What is being asked: Output all lines exactly, with nothing added or dropped.

Input data:
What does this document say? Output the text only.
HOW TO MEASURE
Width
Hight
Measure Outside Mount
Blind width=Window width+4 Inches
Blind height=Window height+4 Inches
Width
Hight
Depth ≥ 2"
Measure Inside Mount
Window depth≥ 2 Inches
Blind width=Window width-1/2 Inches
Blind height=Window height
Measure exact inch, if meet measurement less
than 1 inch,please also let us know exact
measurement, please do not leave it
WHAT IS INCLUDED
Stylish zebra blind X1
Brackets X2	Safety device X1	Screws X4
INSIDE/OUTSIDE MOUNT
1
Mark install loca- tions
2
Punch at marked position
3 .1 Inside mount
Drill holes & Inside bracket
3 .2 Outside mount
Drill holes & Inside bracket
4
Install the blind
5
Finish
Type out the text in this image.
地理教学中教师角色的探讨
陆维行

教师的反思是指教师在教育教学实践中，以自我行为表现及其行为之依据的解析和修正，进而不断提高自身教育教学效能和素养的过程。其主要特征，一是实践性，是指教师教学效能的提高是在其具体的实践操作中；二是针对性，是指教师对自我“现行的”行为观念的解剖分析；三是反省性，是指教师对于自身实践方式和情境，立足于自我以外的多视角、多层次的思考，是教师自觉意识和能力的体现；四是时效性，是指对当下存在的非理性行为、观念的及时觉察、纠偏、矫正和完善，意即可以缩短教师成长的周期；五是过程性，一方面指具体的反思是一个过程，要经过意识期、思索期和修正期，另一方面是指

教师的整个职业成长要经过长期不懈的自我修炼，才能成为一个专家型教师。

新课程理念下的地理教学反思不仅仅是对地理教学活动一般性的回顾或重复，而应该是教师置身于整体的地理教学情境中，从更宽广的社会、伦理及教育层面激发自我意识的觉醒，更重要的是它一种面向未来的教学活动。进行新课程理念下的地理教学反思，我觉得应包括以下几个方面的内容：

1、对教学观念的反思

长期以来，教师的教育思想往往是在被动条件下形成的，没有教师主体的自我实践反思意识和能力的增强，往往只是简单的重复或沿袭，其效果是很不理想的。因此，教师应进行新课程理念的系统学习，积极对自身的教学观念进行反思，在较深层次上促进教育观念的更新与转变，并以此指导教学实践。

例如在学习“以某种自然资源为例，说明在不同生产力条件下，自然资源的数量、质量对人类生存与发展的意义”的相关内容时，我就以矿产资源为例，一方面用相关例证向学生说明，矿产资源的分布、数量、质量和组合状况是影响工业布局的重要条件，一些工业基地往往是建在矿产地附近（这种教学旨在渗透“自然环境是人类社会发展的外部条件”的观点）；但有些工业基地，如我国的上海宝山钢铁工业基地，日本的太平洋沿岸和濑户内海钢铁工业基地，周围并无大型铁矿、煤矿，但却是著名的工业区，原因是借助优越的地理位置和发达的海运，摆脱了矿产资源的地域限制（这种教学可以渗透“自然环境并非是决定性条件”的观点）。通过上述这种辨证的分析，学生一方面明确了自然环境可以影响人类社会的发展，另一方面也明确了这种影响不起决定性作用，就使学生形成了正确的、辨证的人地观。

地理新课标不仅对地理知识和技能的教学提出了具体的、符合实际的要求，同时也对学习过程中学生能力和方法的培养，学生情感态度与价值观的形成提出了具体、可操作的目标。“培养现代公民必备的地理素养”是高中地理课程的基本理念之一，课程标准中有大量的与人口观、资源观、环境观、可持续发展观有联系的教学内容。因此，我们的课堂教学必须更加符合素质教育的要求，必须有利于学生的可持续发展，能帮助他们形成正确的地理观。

Task solution:
What does this document say? Output the text only.
HOW TO MEASURE
Width
Hight
Measure Outside Mount
Blind width=Window width+4 Inches
Blind height=Window height+4 Inches
Width
Hight
Depth ≥ 2"
Measure Inside Mount
Window depth≥ 2 Inches
Blind width=Window width-1/2 Inches
Blind height=Window height
Measure exact inch, if meet measurement less
than 1 inch,please also let us know exact
measurement, please do not leave it
WHAT IS INCLUDED
Stylish zebra blind X1
Brackets X2	Safety device X1	Screws X4
INSIDE/OUTSIDE MOUNT
1
Mark install loca- tions
2
Punch at marked position
3 .1 Inside mount
Drill holes & Inside bracket
3 .2 Outside mount
Drill holes & Inside bracket
4
Install the blind
5
Finish
Type out the text in this image.
地理教学中教师角色的探讨
陆维行

教师的反思是指教师在教育教学实践中，以自我行为表现及其行为之依据的解析和修正，进而不断提高自身教育教学效能和素养的过程。其主要特征，一是实践性，是指教师教学效能的提高是在其具体的实践操作中；二是针对性，是指教师对自我“现行的”行为观念的解剖分析；三是反省性，是指教师对于自身实践方式和情境，立足于自我以外的多视角、多层次的思考，是教师自觉意识和能力的体现；四是时效性，是指对当下存在的非理性行为、观念的及时觉察、纠偏、矫正和完善，意即可以缩短教师成长的周期；五是过程性，一方面指具体的反思是一个过程，要经过意识期、思索期和修正期，另一方面是指

教师的整个职业成长要经过长期不懈的自我修炼，才能成为一个专家型教师。

新课程理念下的地理教学反思不仅仅是对地理教学活动一般性的回顾或重复，而应该是教师置身于整体的地理教学情境中，从更宽广的社会、伦理及教育层面激发自我意识的觉醒，更重要的是它一种面向未来的教学活动。进行新课程理念下的地理教学反思，我觉得应包括以下几个方面的内容：

1、对教学观念的反思

长期以来，教师的教育思想往往是在被动条件下形成的，没有教师主体的自我实践反思意识和能力的增强，往往只是简单的重复或沿袭，其效果是很不理想的。因此，教师应进行新课程理念的系统学习，积极对自身的教学观念进行反思，在较深层次上促进教育观念的更新与转变，并以此指导教学实践。

例如在学习“以某种自然资源为例，说明在不同生产力条件下，自然资源的数量、质量对人类生存与发展的意义”的相关内容时，我就以矿产资源为例，一方面用相关例证向学生说明，矿产资源的分布、数量、质量和组合状况是影响工业布局的重要条件，一些工业基地往往是建在矿产地附近（这种教学旨在渗透“自然环境是人类社会发展的外部条件”的观点）；但有些工业基地，如我国的上海宝山钢铁工业基地，日本的太平洋沿岸和濑户内海钢铁工业基地，周围并无大型铁矿、煤矿，但却是著名的工业区，原因是借助优越的地理位置和发达的海运，摆脱了矿产资源的地域限制（这种教学可以渗透“自然环境并非是决定性条件”的观点）。通过上述这种辨证的分析，学生一方面明确了自然环境可以影响人类社会的发展，另一方面也明确了这种影响不起决定性作用，就使学生形成了正确的、辨证的人地观。

地理新课标不仅对地理知识和技能的教学提出了具体的、符合实际的要求，同时也对学习过程中学生能力和方法的培养，学生情感态度与价值观的形成提出了具体、可操作的目标。“培养现代公民必备的地理素养”是高中地理课程的基本理念之一，课程标准中有大量的与人口观、资源观、环境观、可持续发展观有联系的教学内容。因此，我们的课堂教学必须更加符合素质教育的要求，必须有利于学生的可持续发展，能帮助他们形成正确的地理观。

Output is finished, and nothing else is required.